Given request - Output every line of the data exactly as it appears.

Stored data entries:
--- Start ---
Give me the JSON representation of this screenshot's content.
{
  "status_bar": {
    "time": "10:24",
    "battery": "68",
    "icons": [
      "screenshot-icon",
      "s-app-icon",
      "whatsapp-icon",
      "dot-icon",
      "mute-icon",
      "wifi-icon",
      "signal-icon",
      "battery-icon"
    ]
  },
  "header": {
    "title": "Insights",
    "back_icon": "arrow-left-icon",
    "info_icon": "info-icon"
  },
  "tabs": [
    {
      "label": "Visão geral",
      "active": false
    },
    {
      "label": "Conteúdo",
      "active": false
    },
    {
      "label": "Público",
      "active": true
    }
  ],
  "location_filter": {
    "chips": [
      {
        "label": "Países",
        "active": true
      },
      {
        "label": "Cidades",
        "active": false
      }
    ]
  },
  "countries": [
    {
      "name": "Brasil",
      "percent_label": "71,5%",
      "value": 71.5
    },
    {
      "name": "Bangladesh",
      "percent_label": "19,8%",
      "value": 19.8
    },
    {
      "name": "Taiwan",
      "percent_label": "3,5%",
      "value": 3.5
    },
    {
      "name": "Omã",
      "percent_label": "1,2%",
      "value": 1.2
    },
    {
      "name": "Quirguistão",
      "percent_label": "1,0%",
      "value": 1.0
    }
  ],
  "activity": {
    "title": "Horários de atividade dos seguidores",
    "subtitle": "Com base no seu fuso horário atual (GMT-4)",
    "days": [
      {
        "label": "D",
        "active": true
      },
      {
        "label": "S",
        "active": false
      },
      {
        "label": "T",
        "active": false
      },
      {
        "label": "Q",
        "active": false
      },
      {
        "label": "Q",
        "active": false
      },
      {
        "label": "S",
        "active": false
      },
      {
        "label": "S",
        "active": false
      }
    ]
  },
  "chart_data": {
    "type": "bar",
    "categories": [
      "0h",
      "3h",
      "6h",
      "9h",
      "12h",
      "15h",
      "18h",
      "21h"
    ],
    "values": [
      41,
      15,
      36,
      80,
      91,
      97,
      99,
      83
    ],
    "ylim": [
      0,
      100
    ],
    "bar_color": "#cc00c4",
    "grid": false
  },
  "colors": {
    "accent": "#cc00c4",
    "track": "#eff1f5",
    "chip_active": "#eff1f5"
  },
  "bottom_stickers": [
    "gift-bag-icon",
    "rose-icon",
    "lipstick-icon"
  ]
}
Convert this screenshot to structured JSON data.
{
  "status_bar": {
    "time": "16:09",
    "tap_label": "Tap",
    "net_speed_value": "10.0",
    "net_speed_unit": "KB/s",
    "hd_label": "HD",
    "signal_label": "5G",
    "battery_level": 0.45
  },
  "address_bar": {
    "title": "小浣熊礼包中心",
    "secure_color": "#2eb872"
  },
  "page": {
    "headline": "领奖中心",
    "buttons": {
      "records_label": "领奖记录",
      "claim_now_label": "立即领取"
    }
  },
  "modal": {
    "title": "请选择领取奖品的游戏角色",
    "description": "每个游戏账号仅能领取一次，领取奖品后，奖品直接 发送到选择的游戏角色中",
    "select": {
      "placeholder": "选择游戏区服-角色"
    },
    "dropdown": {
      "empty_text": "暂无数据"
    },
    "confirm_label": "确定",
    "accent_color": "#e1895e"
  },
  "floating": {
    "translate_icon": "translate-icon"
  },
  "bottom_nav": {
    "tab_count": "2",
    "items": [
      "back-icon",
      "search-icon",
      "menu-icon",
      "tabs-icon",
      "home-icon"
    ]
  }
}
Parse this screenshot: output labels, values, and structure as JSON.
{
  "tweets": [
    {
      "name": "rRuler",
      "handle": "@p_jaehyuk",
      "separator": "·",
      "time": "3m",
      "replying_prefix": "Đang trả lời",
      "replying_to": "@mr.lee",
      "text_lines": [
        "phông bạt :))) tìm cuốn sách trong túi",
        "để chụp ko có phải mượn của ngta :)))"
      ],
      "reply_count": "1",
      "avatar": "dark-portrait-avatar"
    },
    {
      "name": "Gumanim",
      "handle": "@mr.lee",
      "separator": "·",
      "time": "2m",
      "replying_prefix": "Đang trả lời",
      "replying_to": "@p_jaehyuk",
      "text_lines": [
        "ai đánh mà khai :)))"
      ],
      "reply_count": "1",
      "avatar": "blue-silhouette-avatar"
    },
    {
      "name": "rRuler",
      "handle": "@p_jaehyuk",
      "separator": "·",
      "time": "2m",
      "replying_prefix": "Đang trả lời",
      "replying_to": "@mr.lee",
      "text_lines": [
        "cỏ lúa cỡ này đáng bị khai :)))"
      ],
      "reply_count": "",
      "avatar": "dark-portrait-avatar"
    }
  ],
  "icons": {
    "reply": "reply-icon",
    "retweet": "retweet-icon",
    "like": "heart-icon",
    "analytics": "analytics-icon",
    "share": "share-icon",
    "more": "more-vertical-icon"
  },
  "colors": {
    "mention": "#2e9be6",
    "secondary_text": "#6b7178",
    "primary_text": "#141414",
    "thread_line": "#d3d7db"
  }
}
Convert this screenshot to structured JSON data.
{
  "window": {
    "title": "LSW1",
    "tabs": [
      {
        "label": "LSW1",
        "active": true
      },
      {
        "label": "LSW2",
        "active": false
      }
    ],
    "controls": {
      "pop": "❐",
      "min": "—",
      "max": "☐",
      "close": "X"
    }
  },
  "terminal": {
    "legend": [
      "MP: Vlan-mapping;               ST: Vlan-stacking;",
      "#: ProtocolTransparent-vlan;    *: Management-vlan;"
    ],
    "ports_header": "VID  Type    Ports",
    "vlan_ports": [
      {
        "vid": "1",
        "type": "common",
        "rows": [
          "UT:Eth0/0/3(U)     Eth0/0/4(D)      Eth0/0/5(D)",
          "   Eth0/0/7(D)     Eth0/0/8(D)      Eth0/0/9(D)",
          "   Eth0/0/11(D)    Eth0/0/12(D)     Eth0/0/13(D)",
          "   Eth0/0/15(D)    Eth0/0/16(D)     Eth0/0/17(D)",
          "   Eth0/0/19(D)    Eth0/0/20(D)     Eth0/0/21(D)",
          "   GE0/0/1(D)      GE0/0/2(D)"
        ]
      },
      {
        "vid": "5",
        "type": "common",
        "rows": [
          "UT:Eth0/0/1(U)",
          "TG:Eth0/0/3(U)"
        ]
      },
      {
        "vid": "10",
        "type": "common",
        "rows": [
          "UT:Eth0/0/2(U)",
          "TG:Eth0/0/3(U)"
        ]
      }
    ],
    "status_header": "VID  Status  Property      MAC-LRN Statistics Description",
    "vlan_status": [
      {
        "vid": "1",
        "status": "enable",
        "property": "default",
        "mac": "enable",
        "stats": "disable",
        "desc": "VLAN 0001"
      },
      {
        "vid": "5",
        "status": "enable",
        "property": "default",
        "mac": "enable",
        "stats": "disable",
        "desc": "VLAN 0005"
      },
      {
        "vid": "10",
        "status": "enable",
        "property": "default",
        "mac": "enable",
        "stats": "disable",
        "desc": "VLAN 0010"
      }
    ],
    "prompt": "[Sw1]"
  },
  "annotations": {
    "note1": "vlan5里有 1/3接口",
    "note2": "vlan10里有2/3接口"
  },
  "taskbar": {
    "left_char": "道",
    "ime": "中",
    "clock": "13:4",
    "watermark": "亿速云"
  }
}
--- End ---
Answer to the problem -
Give me the JSON representation of this screenshot's content.
{
  "status_bar": {
    "time": "10:24",
    "battery": "68",
    "icons": [
      "screenshot-icon",
      "s-app-icon",
      "whatsapp-icon",
      "dot-icon",
      "mute-icon",
      "wifi-icon",
      "signal-icon",
      "battery-icon"
    ]
  },
  "header": {
    "title": "Insights",
    "back_icon": "arrow-left-icon",
    "info_icon": "info-icon"
  },
  "tabs": [
    {
      "label": "Visão geral",
      "active": false
    },
    {
      "label": "Conteúdo",
      "active": false
    },
    {
      "label": "Público",
      "active": true
    }
  ],
  "location_filter": {
    "chips": [
      {
        "label": "Países",
        "active": true
      },
      {
        "label": "Cidades",
        "active": false
      }
    ]
  },
  "countries": [
    {
      "name": "Brasil",
      "percent_label": "71,5%",
      "value": 71.5
    },
    {
      "name": "Bangladesh",
      "percent_label": "19,8%",
      "value": 19.8
    },
    {
      "name": "Taiwan",
      "percent_label": "3,5%",
      "value": 3.5
    },
    {
      "name": "Omã",
      "percent_label": "1,2%",
      "value": 1.2
    },
    {
      "name": "Quirguistão",
      "percent_label": "1,0%",
      "value": 1.0
    }
  ],
  "activity": {
    "title": "Horários de atividade dos seguidores",
    "subtitle": "Com base no seu fuso horário atual (GMT-4)",
    "days": [
      {
        "label": "D",
        "active": true
      },
      {
        "label": "S",
        "active": false
      },
      {
        "label": "T",
        "active": false
      },
      {
        "label": "Q",
        "active": false
      },
      {
        "label": "Q",
        "active": false
      },
      {
        "label": "S",
        "active": false
      },
      {
        "label": "S",
        "active": false
      }
    ]
  },
  "chart_data": {
    "type": "bar",
    "categories": [
      "0h",
      "3h",
      "6h",
      "9h",
      "12h",
      "15h",
      "18h",
      "21h"
    ],
    "values": [
      41,
      15,
      36,
      80,
      91,
      97,
      99,
      83
    ],
    "ylim": [
      0,
      100
    ],
    "bar_color": "#cc00c4",
    "grid": false
  },
  "colors": {
    "accent": "#cc00c4",
    "track": "#eff1f5",
    "chip_active": "#eff1f5"
  },
  "bottom_stickers": [
    "gift-bag-icon",
    "rose-icon",
    "lipstick-icon"
  ]
}
Convert this screenshot to structured JSON data.
{
  "status_bar": {
    "time": "16:09",
    "tap_label": "Tap",
    "net_speed_value": "10.0",
    "net_speed_unit": "KB/s",
    "hd_label": "HD",
    "signal_label": "5G",
    "battery_level": 0.45
  },
  "address_bar": {
    "title": "小浣熊礼包中心",
    "secure_color": "#2eb872"
  },
  "page": {
    "headline": "领奖中心",
    "buttons": {
      "records_label": "领奖记录",
      "claim_now_label": "立即领取"
    }
  },
  "modal": {
    "title": "请选择领取奖品的游戏角色",
    "description": "每个游戏账号仅能领取一次，领取奖品后，奖品直接 发送到选择的游戏角色中",
    "select": {
      "placeholder": "选择游戏区服-角色"
    },
    "dropdown": {
      "empty_text": "暂无数据"
    },
    "confirm_label": "确定",
    "accent_color": "#e1895e"
  },
  "floating": {
    "translate_icon": "translate-icon"
  },
  "bottom_nav": {
    "tab_count": "2",
    "items": [
      "back-icon",
      "search-icon",
      "menu-icon",
      "tabs-icon",
      "home-icon"
    ]
  }
}
Parse this screenshot: output labels, values, and structure as JSON.
{
  "tweets": [
    {
      "name": "rRuler",
      "handle": "@p_jaehyuk",
      "separator": "·",
      "time": "3m",
      "replying_prefix": "Đang trả lời",
      "replying_to": "@mr.lee",
      "text_lines": [
        "phông bạt :))) tìm cuốn sách trong túi",
        "để chụp ko có phải mượn của ngta :)))"
      ],
      "reply_count": "1",
      "avatar": "dark-portrait-avatar"
    },
    {
      "name": "Gumanim",
      "handle": "@mr.lee",
      "separator": "·",
      "time": "2m",
      "replying_prefix": "Đang trả lời",
      "replying_to": "@p_jaehyuk",
      "text_lines": [
        "ai đánh mà khai :)))"
      ],
      "reply_count": "1",
      "avatar": "blue-silhouette-avatar"
    },
    {
      "name": "rRuler",
      "handle": "@p_jaehyuk",
      "separator": "·",
      "time": "2m",
      "replying_prefix": "Đang trả lời",
      "replying_to": "@mr.lee",
      "text_lines": [
        "cỏ lúa cỡ này đáng bị khai :)))"
      ],
      "reply_count": "",
      "avatar": "dark-portrait-avatar"
    }
  ],
  "icons": {
    "reply": "reply-icon",
    "retweet": "retweet-icon",
    "like": "heart-icon",
    "analytics": "analytics-icon",
    "share": "share-icon",
    "more": "more-vertical-icon"
  },
  "colors": {
    "mention": "#2e9be6",
    "secondary_text": "#6b7178",
    "primary_text": "#141414",
    "thread_line": "#d3d7db"
  }
}
Convert this screenshot to structured JSON data.
{
  "window": {
    "title": "LSW1",
    "tabs": [
      {
        "label": "LSW1",
        "active": true
      },
      {
        "label": "LSW2",
        "active": false
      }
    ],
    "controls": {
      "pop": "❐",
      "min": "—",
      "max": "☐",
      "close": "X"
    }
  },
  "terminal": {
    "legend": [
      "MP: Vlan-mapping;               ST: Vlan-stacking;",
      "#: ProtocolTransparent-vlan;    *: Management-vlan;"
    ],
    "ports_header": "VID  Type    Ports",
    "vlan_ports": [
      {
        "vid": "1",
        "type": "common",
        "rows": [
          "UT:Eth0/0/3(U)     Eth0/0/4(D)      Eth0/0/5(D)",
          "   Eth0/0/7(D)     Eth0/0/8(D)      Eth0/0/9(D)",
          "   Eth0/0/11(D)    Eth0/0/12(D)     Eth0/0/13(D)",
          "   Eth0/0/15(D)    Eth0/0/16(D)     Eth0/0/17(D)",
          "   Eth0/0/19(D)    Eth0/0/20(D)     Eth0/0/21(D)",
          "   GE0/0/1(D)      GE0/0/2(D)"
        ]
      },
      {
        "vid": "5",
        "type": "common",
        "rows": [
          "UT:Eth0/0/1(U)",
          "TG:Eth0/0/3(U)"
        ]
      },
      {
        "vid": "10",
        "type": "common",
        "rows": [
          "UT:Eth0/0/2(U)",
          "TG:Eth0/0/3(U)"
        ]
      }
    ],
    "status_header": "VID  Status  Property      MAC-LRN Statistics Description",
    "vlan_status": [
      {
        "vid": "1",
        "status": "enable",
        "property": "default",
        "mac": "enable",
        "stats": "disable",
        "desc": "VLAN 0001"
      },
      {
        "vid": "5",
        "status": "enable",
        "property": "default",
        "mac": "enable",
        "stats": "disable",
        "desc": "VLAN 0005"
      },
      {
        "vid": "10",
        "status": "enable",
        "property": "default",
        "mac": "enable",
        "stats": "disable",
        "desc": "VLAN 0010"
      }
    ],
    "prompt": "[Sw1]"
  },
  "annotations": {
    "note1": "vlan5里有 1/3接口",
    "note2": "vlan10里有2/3接口"
  },
  "taskbar": {
    "left_char": "道",
    "ime": "中",
    "clock": "13:4",
    "watermark": "亿速云"
  }
}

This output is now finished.